YOUR INSTRUCTIONS: Tally the lines that contain "REGIONAL" and report the total alone.

MATERIAL SUPPLIED:

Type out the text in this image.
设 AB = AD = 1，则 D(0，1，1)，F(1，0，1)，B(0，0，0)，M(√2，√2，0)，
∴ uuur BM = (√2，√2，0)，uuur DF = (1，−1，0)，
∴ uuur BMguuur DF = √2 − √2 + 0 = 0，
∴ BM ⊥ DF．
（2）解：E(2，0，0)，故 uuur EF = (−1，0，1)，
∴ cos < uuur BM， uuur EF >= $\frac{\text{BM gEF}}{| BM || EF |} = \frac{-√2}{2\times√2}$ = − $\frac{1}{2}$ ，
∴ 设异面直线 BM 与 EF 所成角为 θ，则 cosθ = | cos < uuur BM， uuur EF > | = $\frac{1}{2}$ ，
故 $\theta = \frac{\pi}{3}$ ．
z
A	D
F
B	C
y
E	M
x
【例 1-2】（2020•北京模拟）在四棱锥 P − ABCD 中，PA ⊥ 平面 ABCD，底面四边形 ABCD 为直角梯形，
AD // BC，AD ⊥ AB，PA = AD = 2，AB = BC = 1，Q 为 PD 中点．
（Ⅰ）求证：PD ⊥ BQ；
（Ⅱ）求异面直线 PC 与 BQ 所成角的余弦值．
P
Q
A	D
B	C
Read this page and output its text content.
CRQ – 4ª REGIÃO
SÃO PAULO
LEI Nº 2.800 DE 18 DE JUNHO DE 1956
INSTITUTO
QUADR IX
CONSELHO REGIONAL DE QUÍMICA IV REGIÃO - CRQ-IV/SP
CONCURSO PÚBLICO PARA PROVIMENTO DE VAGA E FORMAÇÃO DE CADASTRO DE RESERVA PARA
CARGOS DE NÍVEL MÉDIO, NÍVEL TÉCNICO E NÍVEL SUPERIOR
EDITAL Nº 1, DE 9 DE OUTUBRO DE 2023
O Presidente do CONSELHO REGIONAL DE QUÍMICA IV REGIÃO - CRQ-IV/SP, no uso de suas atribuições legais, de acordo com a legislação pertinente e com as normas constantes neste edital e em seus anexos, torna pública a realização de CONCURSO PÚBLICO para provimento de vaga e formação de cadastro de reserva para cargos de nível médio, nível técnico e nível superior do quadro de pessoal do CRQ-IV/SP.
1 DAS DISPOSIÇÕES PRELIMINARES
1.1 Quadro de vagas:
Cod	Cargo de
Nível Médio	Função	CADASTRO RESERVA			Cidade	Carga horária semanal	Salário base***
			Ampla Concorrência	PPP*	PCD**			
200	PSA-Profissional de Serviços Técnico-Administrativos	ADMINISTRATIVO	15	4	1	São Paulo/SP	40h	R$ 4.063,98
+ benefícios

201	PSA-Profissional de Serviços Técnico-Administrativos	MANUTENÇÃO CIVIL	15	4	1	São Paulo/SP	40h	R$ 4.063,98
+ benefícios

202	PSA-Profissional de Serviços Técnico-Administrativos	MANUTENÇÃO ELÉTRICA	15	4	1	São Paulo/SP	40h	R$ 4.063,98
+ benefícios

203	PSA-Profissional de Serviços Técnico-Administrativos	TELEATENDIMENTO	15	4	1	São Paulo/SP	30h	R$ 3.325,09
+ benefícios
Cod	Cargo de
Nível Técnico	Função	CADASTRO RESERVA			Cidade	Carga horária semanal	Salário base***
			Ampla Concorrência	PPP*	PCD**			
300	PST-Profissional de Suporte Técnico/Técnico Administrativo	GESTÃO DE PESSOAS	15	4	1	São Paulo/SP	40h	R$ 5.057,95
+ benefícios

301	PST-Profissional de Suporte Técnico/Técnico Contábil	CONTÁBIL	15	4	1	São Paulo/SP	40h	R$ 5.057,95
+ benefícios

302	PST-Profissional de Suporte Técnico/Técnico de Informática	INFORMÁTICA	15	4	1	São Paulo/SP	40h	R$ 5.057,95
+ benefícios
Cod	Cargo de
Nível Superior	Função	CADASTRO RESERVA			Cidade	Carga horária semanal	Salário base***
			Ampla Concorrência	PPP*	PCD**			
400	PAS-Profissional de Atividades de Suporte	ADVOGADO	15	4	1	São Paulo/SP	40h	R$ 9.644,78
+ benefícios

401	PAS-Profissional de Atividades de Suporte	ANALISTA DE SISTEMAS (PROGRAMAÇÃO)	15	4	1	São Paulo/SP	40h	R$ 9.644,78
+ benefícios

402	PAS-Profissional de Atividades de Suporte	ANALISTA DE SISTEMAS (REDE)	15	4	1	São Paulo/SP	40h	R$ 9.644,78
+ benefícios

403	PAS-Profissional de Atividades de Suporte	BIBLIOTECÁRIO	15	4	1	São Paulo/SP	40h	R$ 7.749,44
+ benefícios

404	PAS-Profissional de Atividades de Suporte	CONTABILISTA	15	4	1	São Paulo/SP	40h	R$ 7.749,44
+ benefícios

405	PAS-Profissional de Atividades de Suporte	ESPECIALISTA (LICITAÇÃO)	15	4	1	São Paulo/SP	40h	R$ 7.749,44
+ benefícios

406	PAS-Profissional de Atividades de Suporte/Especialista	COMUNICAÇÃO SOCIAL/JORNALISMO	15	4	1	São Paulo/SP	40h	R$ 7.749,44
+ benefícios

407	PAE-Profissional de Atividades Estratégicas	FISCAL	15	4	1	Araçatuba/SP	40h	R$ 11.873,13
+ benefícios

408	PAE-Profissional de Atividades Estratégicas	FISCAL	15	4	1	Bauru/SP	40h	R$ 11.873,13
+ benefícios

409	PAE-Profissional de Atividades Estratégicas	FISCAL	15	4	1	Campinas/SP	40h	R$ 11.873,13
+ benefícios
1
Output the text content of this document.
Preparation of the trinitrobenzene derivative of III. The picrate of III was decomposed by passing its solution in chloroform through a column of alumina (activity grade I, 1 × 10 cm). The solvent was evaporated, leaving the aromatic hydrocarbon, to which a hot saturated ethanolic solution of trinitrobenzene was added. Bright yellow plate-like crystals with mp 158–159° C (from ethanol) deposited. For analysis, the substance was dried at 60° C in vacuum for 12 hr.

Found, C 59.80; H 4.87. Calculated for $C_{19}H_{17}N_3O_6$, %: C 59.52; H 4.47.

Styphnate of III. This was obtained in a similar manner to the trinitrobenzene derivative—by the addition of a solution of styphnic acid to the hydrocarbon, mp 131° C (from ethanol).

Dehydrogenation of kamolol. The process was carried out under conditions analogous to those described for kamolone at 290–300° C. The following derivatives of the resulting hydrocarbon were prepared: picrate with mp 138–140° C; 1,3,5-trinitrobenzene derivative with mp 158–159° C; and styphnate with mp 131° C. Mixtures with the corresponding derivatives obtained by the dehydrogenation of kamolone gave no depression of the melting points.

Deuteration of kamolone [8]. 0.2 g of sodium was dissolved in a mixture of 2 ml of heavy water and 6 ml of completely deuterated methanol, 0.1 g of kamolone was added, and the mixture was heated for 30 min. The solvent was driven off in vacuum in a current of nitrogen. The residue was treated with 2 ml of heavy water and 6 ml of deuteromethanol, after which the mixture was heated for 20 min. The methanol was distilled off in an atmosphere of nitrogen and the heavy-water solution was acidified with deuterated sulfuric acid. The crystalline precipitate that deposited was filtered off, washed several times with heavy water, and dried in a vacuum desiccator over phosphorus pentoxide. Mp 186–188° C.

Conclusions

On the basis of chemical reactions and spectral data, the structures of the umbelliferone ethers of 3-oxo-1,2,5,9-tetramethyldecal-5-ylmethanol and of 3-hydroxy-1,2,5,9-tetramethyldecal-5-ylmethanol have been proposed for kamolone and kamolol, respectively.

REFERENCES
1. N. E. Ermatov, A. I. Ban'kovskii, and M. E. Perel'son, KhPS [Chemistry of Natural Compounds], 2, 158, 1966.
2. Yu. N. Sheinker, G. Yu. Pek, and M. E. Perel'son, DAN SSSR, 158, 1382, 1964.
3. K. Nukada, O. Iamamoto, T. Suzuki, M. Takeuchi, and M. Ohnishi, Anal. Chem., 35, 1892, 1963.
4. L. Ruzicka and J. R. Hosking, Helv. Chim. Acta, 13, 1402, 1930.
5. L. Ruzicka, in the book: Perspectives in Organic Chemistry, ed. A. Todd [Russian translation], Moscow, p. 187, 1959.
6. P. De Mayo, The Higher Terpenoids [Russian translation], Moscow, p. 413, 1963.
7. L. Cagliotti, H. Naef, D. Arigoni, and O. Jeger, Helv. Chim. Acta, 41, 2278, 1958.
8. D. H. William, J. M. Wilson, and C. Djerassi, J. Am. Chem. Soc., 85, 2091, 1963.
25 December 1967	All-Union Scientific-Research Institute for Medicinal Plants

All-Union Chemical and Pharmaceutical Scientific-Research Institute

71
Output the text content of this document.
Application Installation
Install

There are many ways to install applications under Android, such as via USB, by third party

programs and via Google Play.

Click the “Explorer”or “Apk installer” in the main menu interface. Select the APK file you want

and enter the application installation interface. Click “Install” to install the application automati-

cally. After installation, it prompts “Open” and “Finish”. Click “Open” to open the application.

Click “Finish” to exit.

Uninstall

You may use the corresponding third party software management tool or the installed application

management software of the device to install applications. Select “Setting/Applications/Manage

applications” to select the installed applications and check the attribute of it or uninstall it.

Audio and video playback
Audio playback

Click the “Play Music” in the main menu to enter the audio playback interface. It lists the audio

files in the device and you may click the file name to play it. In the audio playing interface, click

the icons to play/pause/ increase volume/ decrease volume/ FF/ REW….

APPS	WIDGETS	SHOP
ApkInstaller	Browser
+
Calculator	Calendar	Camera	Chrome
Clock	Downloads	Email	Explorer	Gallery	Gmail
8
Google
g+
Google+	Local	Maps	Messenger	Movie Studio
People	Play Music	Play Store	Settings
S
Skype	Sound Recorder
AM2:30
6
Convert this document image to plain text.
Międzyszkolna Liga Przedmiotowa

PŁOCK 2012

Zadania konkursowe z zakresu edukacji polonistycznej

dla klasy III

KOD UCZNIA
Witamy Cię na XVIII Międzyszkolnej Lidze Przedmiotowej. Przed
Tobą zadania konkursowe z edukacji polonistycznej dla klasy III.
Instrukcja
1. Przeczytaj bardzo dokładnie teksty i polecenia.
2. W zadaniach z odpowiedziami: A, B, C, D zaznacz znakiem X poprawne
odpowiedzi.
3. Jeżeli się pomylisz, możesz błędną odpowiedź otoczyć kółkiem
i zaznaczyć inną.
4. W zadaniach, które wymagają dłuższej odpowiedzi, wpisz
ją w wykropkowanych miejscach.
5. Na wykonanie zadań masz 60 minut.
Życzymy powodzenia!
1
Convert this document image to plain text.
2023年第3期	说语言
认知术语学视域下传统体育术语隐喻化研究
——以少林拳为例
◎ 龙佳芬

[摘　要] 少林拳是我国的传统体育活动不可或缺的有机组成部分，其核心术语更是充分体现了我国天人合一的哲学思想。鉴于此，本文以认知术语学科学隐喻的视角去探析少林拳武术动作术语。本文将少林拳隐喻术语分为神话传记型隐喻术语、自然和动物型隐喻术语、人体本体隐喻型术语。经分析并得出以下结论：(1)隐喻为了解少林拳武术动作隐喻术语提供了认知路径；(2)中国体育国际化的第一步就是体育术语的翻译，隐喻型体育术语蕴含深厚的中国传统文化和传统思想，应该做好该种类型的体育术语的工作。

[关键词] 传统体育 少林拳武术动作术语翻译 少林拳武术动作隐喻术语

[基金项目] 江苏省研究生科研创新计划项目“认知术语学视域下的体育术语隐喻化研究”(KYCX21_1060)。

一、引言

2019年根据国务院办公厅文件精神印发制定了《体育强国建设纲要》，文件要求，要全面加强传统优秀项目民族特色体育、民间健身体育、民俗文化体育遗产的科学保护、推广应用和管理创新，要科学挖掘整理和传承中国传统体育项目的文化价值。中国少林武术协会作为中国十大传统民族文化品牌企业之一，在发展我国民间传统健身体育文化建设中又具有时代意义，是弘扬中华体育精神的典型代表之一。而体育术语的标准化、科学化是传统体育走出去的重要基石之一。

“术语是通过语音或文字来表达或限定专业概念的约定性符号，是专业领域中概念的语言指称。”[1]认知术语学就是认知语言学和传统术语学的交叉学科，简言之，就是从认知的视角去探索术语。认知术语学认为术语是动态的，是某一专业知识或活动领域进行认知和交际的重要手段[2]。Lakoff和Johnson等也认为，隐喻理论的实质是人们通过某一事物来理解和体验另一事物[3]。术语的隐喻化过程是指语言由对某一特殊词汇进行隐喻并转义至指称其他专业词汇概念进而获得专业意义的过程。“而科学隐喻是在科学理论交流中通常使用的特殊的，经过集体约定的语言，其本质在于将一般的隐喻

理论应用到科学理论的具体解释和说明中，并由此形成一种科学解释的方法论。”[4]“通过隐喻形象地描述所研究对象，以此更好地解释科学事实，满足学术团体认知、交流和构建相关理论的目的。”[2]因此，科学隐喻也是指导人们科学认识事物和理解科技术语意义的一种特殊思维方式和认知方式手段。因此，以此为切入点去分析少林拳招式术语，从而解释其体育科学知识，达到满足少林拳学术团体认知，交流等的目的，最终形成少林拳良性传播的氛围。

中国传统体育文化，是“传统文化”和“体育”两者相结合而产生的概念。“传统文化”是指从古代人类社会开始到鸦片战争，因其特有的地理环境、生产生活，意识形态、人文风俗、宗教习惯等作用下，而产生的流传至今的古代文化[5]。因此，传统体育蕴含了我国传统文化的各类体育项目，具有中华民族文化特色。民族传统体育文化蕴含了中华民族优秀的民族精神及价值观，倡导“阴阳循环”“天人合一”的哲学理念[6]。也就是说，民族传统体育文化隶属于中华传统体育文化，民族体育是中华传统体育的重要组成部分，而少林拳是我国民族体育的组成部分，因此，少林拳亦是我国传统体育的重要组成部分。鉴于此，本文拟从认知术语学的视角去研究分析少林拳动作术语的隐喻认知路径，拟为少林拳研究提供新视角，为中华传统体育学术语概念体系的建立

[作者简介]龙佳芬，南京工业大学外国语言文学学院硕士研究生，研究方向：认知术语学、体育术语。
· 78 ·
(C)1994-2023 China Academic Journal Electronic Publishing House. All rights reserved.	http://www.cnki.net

EXERCISE ANSWER: 2